Return each line of the records holding the string "JSON".
====
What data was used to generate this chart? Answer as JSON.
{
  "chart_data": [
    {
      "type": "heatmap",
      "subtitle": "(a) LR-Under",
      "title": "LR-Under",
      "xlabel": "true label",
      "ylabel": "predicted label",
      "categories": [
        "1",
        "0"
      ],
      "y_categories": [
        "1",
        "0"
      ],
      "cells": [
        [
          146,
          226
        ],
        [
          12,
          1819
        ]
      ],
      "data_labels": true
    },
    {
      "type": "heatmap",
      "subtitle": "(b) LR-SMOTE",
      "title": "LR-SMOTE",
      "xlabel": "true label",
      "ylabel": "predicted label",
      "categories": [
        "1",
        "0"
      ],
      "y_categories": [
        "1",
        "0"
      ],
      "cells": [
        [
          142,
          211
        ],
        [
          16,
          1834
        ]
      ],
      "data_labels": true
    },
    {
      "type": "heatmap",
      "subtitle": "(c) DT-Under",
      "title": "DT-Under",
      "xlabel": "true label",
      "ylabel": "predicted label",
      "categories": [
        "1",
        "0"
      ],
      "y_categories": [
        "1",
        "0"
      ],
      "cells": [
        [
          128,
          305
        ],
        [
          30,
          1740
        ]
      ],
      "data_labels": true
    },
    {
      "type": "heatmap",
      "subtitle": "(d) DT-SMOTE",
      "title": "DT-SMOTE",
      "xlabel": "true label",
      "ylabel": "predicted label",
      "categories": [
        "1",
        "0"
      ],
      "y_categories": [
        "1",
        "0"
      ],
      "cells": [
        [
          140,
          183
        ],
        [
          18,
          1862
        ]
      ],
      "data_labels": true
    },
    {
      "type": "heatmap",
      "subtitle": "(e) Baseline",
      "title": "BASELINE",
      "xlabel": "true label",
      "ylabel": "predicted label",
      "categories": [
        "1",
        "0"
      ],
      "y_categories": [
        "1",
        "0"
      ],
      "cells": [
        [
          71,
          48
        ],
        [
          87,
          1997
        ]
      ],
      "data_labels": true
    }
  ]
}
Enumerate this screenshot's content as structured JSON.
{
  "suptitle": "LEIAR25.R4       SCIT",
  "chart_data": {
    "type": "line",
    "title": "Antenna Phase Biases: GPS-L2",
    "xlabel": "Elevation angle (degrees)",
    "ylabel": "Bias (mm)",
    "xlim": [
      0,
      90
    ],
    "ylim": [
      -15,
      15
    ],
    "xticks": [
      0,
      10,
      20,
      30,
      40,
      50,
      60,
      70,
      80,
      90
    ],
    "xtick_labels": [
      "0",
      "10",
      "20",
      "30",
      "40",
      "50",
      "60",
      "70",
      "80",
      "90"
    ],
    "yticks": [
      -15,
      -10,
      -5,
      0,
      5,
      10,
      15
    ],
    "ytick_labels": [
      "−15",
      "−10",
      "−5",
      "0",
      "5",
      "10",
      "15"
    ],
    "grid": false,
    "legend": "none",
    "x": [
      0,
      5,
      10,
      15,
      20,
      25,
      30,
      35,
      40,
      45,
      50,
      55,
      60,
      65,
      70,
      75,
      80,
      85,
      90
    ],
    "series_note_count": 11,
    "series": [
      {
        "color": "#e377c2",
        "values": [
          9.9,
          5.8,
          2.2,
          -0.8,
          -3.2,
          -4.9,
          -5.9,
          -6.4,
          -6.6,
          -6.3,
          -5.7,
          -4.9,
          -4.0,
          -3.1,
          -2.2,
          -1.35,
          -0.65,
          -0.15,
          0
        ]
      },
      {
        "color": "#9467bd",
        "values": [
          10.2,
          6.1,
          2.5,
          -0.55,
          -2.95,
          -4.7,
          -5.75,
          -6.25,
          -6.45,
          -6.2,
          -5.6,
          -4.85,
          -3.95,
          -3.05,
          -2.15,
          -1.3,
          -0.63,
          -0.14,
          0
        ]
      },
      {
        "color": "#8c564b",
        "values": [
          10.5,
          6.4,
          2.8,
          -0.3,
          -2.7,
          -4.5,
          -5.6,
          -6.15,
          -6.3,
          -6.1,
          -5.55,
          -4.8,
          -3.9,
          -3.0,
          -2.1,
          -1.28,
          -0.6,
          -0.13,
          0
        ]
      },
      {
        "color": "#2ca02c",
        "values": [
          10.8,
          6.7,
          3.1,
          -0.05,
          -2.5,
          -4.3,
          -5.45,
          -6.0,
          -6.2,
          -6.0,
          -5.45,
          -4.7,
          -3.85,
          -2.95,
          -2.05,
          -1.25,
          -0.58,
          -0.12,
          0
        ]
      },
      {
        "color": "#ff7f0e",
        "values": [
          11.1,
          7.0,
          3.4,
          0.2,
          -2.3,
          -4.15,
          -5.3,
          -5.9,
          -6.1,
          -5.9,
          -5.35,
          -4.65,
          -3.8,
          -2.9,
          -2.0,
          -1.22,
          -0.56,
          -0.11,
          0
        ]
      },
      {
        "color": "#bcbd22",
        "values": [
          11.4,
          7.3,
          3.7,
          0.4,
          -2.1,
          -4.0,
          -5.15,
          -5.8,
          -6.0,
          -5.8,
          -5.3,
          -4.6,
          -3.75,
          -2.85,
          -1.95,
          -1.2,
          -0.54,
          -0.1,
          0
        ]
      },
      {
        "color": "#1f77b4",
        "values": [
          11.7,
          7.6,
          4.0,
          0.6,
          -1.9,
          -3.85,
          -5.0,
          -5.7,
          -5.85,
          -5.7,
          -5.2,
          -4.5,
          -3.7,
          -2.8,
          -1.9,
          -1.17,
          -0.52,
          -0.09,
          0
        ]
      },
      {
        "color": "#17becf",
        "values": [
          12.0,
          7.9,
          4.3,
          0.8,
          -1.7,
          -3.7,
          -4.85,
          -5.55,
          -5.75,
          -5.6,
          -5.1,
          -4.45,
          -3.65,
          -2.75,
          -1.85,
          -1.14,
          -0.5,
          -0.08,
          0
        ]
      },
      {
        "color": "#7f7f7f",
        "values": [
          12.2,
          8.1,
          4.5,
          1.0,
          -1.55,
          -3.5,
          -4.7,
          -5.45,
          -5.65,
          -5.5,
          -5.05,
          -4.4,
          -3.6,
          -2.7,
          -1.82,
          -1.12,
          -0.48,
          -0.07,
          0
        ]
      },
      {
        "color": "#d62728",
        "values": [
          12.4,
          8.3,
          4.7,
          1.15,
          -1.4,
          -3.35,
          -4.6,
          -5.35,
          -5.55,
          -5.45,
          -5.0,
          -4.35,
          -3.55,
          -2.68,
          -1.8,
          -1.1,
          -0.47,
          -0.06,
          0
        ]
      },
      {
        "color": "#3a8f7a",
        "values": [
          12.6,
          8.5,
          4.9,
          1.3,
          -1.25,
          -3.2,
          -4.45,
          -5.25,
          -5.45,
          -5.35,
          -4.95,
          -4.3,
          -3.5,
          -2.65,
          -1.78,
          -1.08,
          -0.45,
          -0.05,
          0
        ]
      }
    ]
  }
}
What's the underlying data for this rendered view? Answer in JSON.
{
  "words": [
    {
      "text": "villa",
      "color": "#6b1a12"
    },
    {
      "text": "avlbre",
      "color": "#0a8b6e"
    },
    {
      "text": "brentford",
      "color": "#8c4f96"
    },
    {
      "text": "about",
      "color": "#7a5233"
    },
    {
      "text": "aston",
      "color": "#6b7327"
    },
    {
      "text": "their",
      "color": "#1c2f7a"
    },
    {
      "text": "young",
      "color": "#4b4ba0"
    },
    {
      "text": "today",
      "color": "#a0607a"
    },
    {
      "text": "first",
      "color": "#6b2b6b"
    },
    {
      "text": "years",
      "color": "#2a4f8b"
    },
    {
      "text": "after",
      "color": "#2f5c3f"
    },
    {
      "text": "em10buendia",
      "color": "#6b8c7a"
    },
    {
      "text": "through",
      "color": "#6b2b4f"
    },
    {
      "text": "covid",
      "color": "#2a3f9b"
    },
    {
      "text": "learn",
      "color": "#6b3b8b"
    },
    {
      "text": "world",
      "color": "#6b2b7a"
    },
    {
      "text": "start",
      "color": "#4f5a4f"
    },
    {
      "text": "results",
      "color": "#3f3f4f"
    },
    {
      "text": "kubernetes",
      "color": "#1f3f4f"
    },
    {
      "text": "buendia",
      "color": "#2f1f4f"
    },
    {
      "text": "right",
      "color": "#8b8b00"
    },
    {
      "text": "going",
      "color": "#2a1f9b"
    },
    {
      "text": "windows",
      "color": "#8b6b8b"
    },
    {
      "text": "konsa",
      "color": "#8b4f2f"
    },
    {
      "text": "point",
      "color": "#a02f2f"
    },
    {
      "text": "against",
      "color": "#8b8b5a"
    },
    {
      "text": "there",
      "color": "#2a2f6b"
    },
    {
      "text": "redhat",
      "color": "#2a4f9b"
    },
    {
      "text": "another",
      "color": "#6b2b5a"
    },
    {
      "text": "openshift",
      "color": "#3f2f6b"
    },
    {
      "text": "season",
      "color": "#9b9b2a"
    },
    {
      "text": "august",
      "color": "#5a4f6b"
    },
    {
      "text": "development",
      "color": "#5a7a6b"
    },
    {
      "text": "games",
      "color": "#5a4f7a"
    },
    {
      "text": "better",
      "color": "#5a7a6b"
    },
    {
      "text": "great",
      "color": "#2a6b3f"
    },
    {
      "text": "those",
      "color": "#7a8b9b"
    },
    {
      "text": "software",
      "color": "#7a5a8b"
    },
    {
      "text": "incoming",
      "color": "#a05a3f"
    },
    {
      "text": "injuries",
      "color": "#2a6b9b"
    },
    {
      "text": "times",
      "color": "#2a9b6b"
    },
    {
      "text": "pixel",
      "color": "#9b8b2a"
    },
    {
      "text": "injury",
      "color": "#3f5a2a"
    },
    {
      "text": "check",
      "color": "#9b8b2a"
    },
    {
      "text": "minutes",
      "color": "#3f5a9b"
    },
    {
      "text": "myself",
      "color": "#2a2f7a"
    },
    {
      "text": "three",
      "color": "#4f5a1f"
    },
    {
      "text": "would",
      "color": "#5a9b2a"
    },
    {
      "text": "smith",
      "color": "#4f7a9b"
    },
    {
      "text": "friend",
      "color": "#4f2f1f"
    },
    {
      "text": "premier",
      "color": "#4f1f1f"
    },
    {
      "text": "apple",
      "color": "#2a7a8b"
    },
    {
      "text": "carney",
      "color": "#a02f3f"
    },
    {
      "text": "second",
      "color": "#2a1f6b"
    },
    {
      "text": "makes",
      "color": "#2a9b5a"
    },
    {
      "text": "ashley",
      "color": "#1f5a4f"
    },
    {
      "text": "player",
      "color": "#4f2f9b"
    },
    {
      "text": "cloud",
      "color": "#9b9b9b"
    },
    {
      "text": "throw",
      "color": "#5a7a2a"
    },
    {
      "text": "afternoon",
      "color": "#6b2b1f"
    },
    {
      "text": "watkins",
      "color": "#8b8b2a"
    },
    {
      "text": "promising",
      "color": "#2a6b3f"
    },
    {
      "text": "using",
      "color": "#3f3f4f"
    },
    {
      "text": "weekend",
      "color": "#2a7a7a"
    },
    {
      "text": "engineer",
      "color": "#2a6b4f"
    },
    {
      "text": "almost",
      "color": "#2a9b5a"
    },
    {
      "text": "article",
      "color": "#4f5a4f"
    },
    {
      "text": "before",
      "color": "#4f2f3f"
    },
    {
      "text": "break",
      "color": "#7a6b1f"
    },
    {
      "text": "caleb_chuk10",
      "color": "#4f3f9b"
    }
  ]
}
====
### Solution for this task
What data was used to generate this chart? Answer as JSON.
Enumerate this screenshot's content as structured JSON.
What's the underlying data for this rendered view? Answer in JSON.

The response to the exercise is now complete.